Data entries for graphics:
** start **
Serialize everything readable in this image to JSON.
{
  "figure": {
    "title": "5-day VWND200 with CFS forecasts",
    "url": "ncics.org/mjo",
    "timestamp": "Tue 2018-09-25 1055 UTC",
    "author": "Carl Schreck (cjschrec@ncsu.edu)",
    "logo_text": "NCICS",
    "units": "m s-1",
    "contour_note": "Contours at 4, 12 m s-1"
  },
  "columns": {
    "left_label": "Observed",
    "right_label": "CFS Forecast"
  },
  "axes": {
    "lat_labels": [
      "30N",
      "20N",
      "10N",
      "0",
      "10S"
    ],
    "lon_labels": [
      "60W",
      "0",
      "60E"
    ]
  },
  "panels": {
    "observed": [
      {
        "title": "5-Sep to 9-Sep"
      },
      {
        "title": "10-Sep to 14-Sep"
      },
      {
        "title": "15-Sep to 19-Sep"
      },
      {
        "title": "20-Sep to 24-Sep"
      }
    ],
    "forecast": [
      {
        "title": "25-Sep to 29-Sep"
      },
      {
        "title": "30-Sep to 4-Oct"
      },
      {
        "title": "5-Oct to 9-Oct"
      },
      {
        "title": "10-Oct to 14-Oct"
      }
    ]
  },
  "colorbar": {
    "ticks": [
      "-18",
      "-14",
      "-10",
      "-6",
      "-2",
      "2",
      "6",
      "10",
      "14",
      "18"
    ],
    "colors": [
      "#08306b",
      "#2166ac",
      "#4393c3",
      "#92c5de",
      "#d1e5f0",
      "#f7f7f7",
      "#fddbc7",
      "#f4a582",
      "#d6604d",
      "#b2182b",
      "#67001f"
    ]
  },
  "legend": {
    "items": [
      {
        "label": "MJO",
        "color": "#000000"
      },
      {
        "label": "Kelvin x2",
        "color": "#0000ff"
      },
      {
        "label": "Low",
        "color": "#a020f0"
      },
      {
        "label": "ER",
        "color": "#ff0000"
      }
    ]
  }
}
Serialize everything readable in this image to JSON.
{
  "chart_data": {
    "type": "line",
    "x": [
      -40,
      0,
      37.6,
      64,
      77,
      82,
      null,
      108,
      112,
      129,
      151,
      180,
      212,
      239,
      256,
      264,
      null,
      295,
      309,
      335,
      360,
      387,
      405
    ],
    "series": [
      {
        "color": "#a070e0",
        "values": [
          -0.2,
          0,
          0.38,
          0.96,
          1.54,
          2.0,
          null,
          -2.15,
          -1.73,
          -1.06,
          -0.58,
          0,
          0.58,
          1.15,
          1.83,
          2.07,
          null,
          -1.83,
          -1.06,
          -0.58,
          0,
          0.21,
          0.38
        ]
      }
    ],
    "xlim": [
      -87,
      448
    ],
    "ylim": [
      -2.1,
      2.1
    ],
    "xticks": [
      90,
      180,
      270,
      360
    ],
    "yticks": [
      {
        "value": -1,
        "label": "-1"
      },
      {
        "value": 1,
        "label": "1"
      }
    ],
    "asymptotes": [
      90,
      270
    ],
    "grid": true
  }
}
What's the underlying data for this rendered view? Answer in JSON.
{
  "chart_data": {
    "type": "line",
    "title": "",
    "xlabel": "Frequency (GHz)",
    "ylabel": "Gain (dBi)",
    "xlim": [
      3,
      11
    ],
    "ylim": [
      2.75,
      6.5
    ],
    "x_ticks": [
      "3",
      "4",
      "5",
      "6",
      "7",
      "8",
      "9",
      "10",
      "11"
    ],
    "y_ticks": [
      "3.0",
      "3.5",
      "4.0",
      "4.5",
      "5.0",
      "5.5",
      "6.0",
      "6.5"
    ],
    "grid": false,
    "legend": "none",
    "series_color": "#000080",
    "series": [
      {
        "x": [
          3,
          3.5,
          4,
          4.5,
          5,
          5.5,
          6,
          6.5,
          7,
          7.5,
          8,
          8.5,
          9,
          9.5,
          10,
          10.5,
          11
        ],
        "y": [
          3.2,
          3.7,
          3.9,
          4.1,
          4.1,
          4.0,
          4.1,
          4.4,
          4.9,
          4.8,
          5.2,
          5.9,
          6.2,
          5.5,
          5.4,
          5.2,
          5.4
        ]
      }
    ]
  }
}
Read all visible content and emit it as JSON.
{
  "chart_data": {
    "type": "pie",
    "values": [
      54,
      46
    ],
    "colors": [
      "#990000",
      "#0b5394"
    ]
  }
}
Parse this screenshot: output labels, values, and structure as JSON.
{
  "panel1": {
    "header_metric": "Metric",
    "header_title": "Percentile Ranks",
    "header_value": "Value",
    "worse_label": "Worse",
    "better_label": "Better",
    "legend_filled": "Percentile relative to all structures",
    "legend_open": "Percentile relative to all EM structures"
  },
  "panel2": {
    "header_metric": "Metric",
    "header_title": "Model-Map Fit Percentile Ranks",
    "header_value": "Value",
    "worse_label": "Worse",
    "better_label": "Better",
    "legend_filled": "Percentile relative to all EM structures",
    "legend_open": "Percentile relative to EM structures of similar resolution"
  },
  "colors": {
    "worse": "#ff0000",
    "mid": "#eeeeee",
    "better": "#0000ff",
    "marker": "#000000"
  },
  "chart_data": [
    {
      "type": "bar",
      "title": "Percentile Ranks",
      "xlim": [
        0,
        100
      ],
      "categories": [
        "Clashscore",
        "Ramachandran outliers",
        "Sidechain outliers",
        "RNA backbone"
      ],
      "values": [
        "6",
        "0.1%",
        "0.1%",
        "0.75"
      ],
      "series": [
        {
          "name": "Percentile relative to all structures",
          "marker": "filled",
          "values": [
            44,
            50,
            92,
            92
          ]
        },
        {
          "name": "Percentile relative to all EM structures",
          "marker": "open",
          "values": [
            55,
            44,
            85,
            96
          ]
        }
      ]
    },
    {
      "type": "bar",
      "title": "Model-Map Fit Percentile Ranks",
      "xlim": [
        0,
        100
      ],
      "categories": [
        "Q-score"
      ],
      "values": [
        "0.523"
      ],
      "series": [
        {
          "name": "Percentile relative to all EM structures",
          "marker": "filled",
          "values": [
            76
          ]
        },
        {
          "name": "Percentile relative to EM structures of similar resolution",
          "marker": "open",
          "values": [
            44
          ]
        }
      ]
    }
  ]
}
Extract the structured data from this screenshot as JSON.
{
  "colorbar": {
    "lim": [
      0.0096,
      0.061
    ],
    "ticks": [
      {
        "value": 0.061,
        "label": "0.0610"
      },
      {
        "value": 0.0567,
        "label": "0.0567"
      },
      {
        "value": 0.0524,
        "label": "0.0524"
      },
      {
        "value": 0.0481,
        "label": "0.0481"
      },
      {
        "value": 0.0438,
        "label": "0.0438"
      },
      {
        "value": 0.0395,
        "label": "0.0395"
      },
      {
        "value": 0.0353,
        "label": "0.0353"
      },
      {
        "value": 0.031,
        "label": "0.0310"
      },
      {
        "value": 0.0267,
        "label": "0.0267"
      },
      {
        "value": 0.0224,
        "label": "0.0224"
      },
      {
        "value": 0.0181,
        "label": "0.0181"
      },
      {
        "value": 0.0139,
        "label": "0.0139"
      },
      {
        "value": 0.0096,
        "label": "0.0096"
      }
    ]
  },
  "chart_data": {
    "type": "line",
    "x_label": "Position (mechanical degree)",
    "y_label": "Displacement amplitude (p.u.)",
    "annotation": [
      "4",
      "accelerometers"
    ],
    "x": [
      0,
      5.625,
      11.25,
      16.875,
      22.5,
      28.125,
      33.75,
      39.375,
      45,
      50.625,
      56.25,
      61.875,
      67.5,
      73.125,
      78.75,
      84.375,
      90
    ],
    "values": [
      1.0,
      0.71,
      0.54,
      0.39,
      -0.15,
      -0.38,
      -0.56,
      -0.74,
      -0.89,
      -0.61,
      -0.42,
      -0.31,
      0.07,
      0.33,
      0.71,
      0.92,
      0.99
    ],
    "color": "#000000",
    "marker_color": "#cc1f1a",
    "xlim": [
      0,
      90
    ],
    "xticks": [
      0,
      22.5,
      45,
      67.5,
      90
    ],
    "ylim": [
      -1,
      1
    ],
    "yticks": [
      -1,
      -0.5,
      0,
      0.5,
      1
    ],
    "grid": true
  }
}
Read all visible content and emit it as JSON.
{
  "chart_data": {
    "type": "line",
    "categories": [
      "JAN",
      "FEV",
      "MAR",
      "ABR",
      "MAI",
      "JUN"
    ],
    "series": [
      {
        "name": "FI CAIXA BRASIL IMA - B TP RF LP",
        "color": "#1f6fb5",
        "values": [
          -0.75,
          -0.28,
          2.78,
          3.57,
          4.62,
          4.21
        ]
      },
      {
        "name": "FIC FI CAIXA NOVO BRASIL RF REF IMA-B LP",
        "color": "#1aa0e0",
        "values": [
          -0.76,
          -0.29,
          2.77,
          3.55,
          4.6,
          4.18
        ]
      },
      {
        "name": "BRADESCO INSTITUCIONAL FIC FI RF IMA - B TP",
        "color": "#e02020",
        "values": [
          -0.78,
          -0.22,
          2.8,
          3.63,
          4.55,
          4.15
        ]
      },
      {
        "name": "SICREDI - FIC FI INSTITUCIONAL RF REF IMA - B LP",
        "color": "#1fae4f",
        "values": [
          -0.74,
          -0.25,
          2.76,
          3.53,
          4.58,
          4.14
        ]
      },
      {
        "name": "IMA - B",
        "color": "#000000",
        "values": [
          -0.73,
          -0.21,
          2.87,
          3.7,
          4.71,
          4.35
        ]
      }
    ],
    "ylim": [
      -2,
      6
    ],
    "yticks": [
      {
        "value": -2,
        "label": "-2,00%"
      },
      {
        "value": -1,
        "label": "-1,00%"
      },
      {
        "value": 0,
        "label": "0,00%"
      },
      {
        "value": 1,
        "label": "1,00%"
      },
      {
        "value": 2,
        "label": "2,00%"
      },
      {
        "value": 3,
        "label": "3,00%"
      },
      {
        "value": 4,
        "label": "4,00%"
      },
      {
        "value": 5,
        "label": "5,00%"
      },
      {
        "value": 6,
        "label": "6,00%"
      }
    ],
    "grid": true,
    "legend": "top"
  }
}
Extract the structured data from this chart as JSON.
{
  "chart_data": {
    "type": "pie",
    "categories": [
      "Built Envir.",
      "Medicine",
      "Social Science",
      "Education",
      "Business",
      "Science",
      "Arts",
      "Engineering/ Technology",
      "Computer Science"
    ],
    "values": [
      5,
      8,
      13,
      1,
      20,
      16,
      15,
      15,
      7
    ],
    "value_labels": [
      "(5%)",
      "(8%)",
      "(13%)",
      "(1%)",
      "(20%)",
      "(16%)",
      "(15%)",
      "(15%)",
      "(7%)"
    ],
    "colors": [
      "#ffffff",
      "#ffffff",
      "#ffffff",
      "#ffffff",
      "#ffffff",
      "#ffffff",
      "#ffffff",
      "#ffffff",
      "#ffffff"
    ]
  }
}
** end **
■ YOUR TASK ■
For each line above that contains the word "resolution", copy that line.

■ FULL SOLUTION ■
    "legend_open": "Percentile relative to EM structures of similar resolution"
          "name": "Percentile relative to EM structures of similar resolution",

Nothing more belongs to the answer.